• **Aim**: Spot each line that carries the word "JSON"; copy those lines.
— START OF Extracted records —
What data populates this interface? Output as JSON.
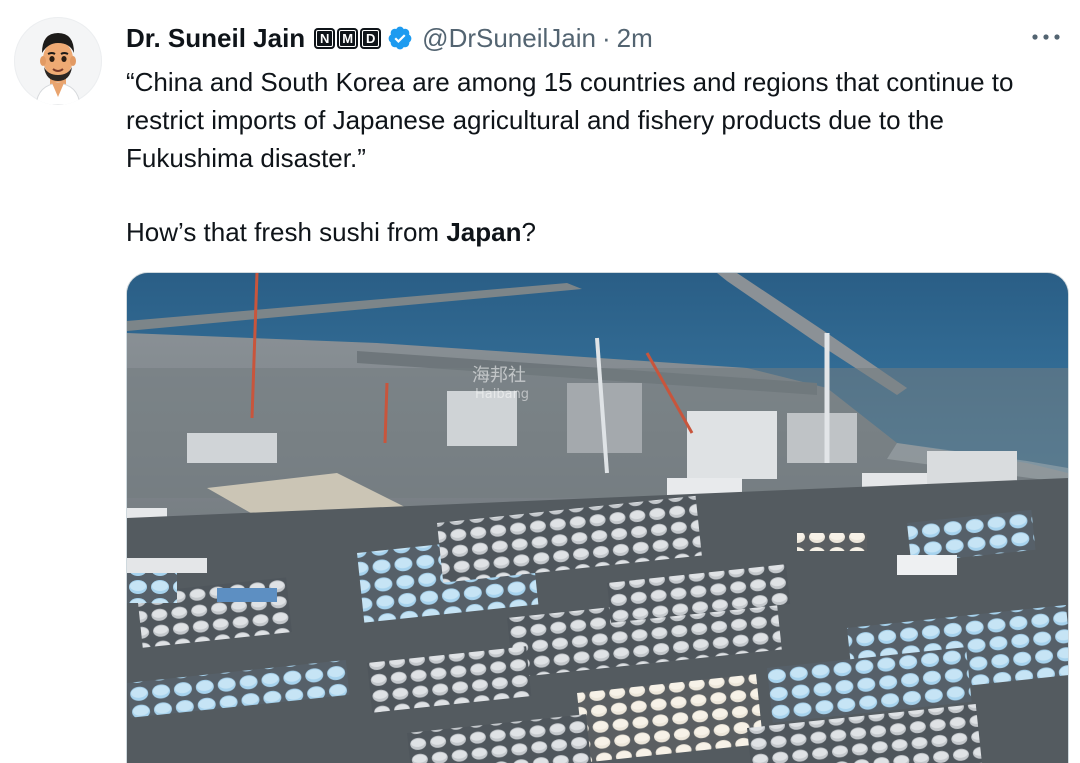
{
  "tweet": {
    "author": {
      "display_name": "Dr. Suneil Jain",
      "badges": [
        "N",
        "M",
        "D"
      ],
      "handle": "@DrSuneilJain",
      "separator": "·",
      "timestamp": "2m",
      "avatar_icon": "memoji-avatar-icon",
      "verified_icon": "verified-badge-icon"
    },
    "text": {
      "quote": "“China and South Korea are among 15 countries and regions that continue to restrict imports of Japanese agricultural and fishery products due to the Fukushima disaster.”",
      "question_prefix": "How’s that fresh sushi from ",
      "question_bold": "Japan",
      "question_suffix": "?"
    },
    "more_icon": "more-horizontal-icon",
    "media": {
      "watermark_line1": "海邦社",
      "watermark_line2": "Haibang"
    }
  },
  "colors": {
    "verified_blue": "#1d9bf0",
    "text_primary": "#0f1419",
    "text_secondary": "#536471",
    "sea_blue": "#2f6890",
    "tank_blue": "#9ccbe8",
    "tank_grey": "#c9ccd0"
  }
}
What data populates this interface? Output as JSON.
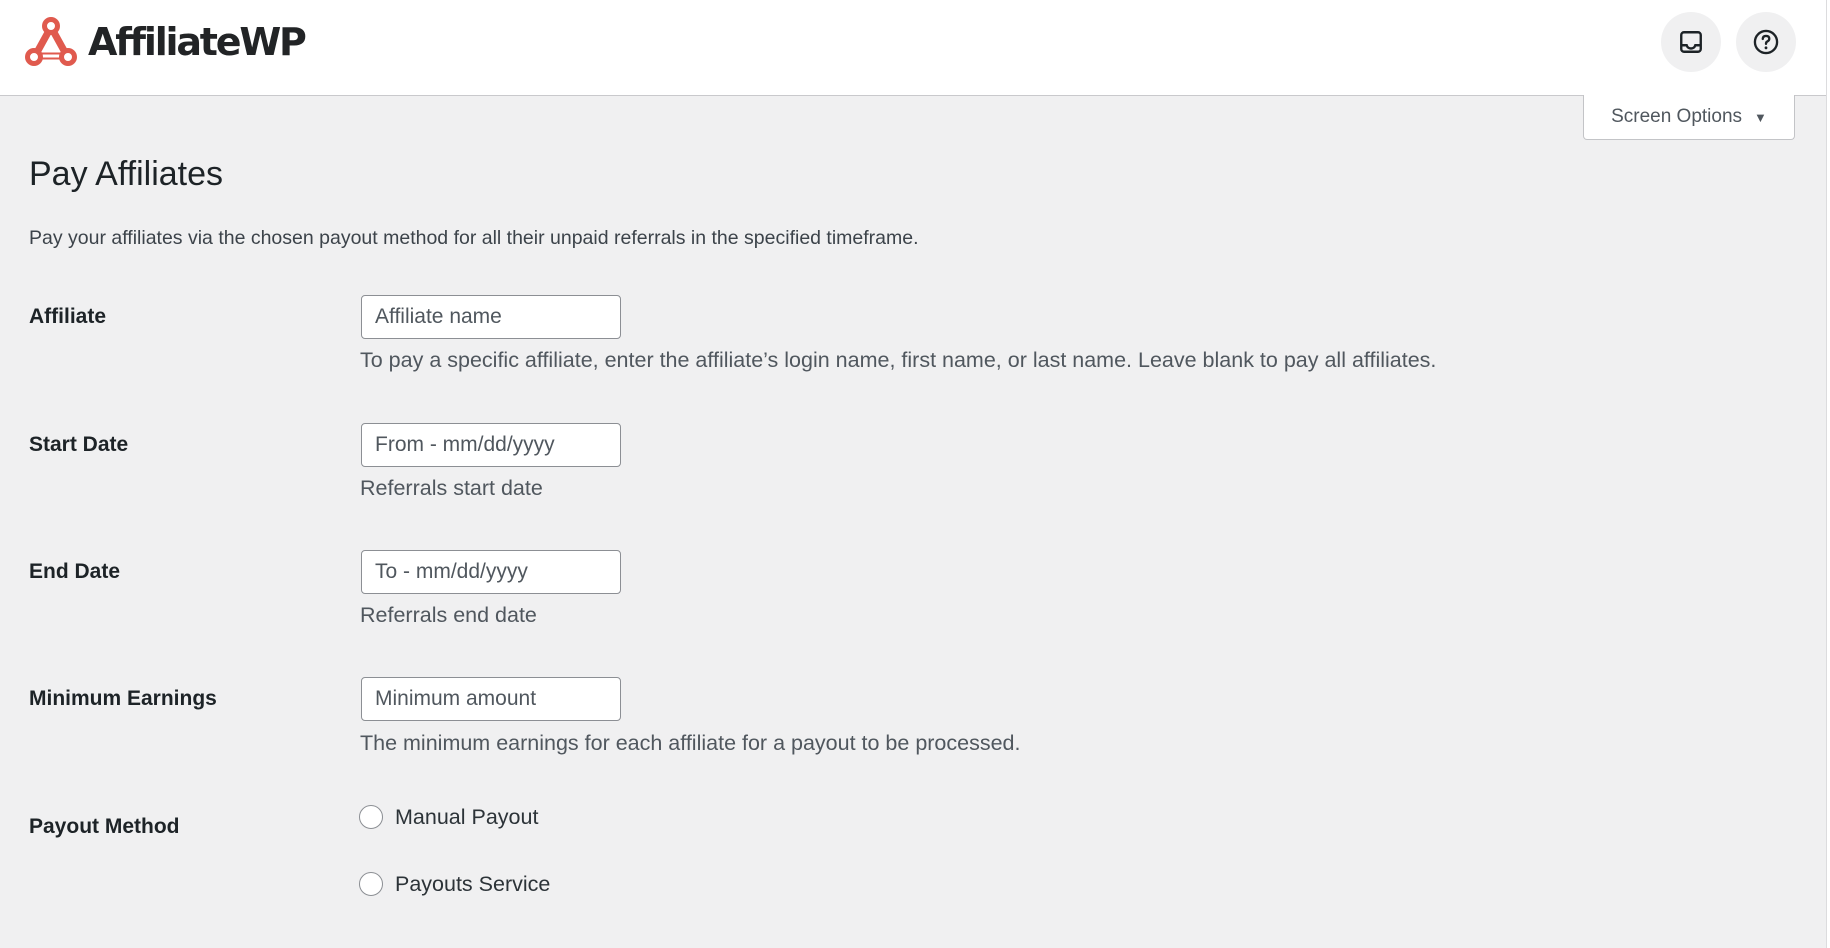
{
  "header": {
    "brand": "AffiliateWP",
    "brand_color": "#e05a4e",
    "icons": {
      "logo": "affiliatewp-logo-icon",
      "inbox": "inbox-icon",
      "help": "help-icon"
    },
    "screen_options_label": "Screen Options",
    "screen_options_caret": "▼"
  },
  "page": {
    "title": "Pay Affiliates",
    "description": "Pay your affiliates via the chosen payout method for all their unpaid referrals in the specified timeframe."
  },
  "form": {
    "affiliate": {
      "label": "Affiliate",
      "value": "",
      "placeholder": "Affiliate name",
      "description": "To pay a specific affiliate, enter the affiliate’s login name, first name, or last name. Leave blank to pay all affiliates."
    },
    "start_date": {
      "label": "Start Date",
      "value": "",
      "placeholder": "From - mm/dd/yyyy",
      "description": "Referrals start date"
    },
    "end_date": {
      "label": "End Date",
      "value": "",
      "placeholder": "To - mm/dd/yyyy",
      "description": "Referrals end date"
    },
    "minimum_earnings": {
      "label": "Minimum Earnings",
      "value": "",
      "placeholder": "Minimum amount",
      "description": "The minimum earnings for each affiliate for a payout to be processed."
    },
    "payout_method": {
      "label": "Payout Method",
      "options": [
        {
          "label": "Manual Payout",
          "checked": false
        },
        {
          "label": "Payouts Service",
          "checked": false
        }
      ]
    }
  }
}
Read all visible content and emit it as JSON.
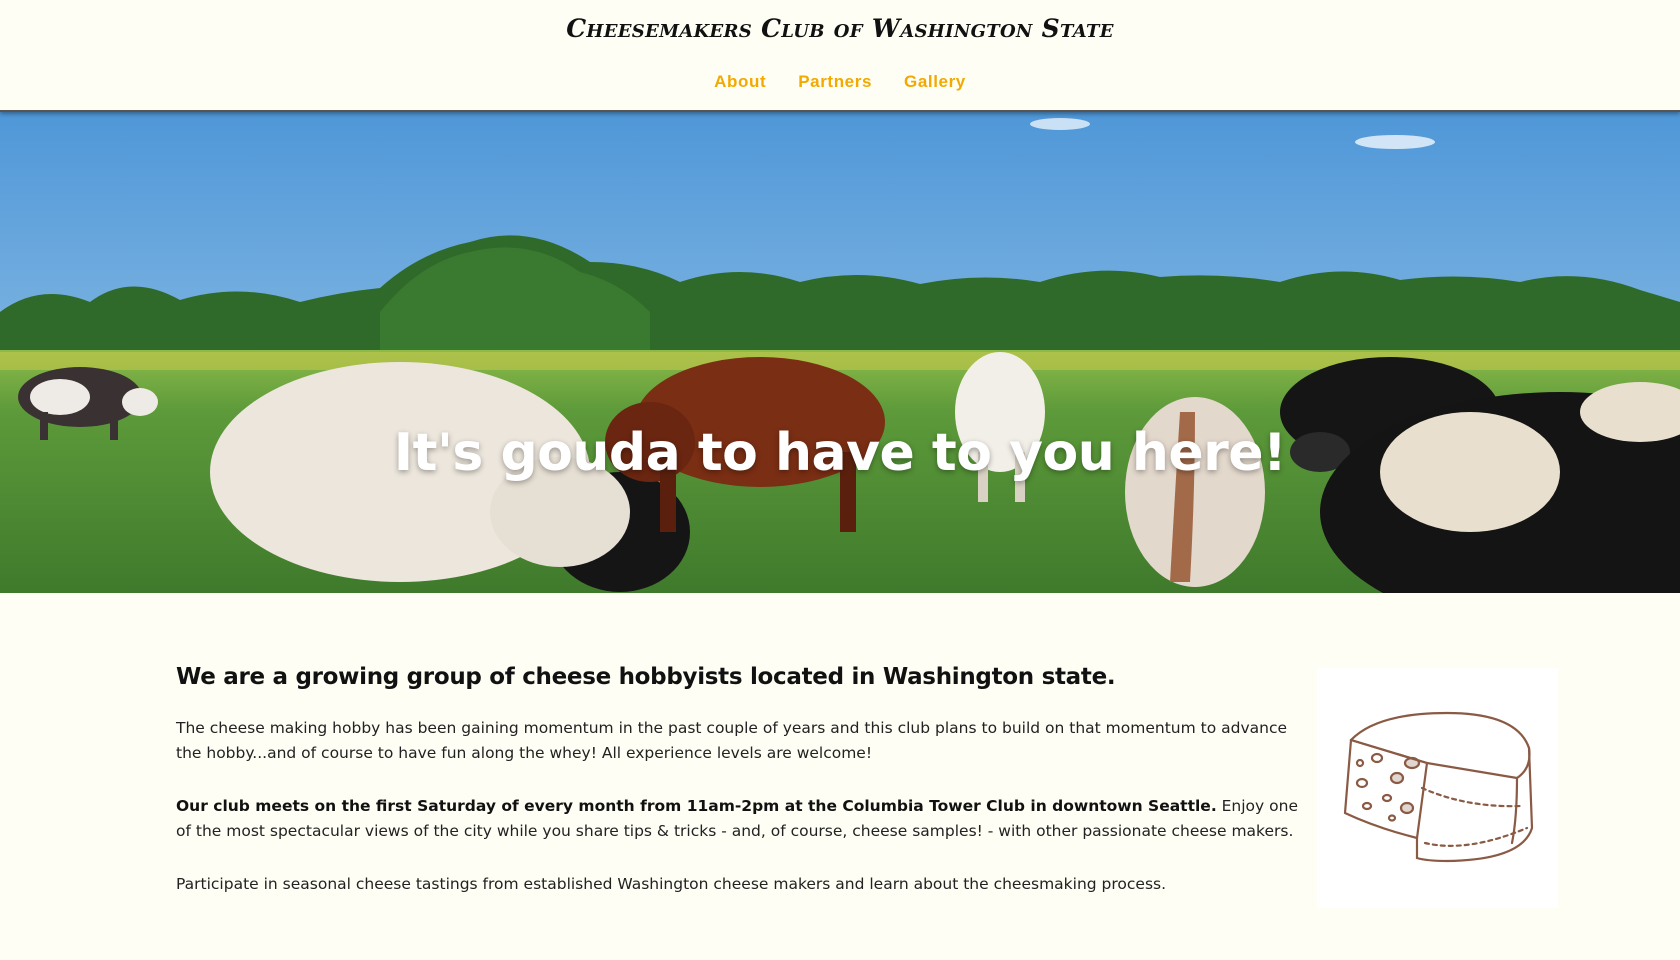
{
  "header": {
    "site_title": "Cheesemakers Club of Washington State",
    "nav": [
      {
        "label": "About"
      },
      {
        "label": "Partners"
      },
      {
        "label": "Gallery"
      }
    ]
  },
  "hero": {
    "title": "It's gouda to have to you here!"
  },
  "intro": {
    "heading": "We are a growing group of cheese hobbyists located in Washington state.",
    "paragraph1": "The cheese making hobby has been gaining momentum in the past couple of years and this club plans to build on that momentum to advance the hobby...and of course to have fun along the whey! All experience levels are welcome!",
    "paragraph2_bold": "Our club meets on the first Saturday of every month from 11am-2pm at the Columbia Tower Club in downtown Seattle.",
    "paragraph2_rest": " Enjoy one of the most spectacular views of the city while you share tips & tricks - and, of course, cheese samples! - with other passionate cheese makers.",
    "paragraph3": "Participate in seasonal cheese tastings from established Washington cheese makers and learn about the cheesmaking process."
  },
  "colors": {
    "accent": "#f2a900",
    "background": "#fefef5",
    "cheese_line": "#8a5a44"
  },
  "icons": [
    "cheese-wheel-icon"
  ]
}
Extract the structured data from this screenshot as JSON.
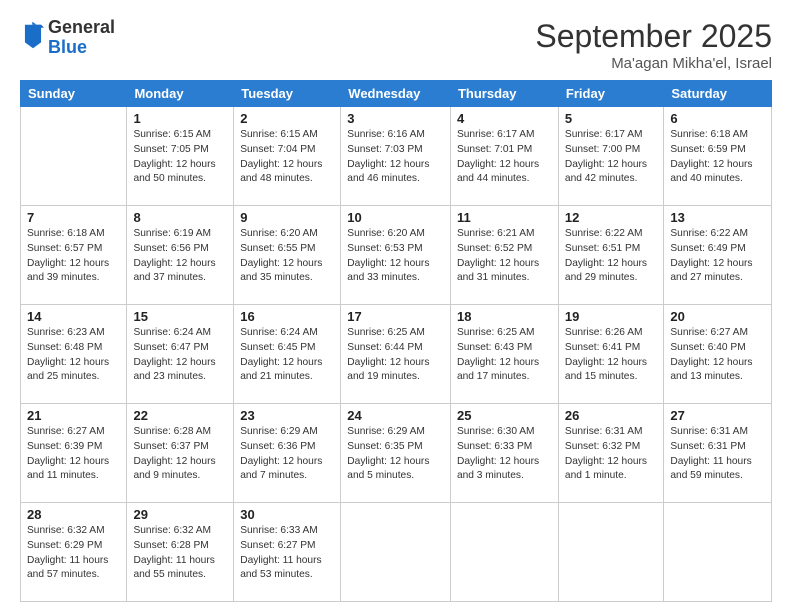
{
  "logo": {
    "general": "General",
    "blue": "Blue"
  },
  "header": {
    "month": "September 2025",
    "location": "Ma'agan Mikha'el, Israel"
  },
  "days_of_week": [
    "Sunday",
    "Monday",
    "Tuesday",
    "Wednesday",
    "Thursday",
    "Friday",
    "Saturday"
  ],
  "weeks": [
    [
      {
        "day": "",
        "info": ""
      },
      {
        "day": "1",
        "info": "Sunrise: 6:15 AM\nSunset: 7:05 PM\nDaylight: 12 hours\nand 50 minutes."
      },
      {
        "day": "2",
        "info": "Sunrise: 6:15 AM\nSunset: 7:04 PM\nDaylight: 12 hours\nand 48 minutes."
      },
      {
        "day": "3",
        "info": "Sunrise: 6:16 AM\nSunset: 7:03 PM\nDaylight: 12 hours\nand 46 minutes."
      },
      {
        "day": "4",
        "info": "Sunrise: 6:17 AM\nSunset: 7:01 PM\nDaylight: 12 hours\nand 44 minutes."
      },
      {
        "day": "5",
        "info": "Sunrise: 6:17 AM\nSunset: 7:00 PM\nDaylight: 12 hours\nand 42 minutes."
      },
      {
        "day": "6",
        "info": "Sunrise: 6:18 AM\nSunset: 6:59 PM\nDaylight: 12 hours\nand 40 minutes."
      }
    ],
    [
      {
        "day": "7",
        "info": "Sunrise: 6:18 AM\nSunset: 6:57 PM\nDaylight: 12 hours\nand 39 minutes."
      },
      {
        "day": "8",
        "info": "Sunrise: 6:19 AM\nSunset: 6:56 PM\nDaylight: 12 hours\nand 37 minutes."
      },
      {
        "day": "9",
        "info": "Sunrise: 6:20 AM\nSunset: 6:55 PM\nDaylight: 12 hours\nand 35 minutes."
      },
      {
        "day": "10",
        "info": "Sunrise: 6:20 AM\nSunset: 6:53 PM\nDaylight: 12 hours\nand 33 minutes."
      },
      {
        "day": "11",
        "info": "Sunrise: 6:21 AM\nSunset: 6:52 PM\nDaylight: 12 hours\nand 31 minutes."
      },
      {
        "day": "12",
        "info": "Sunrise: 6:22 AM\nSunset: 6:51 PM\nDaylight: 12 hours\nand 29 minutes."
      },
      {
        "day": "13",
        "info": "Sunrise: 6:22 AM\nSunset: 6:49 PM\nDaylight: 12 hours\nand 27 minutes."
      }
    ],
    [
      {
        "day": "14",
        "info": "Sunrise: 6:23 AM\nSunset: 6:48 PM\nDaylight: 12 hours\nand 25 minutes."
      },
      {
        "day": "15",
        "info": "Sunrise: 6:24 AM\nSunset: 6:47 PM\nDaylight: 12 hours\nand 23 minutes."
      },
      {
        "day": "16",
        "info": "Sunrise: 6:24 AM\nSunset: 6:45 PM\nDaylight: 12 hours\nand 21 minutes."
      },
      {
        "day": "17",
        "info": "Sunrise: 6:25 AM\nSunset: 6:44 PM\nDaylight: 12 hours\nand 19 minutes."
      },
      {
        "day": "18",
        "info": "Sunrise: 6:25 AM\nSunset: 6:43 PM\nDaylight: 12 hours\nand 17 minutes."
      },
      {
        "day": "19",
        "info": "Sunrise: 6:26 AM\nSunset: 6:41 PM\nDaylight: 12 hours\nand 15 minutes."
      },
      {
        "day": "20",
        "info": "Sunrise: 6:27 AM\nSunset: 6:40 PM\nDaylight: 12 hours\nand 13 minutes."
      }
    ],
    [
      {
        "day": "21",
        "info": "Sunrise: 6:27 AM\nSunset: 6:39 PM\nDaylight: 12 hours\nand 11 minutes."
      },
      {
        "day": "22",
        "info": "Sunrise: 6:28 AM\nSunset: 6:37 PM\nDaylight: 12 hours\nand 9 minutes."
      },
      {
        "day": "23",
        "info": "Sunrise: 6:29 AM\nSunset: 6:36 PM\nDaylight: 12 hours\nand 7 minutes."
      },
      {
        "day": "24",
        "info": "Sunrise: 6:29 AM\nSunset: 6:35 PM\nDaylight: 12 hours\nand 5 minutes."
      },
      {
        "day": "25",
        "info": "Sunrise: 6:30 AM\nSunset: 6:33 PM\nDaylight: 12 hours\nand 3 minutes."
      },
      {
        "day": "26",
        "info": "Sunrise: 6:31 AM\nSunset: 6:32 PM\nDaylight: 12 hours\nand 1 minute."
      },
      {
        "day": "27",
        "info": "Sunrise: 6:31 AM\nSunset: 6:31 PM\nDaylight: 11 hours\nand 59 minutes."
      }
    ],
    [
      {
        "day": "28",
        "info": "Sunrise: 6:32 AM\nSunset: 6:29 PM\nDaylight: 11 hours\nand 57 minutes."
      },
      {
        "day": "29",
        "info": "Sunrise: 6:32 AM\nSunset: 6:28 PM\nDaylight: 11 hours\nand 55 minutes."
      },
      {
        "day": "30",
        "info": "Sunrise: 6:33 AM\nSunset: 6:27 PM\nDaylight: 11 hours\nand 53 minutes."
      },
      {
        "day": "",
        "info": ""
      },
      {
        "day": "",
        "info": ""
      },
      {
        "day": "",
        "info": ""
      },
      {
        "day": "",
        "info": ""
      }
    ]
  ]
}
— END OF Extracted records —
• **Finished task**:
What data populates this interface? Output as JSON.
What data populates this interface? Output as JSON.
Read all visible content and emit it as JSON.
Extract the structured data from this screenshot as JSON.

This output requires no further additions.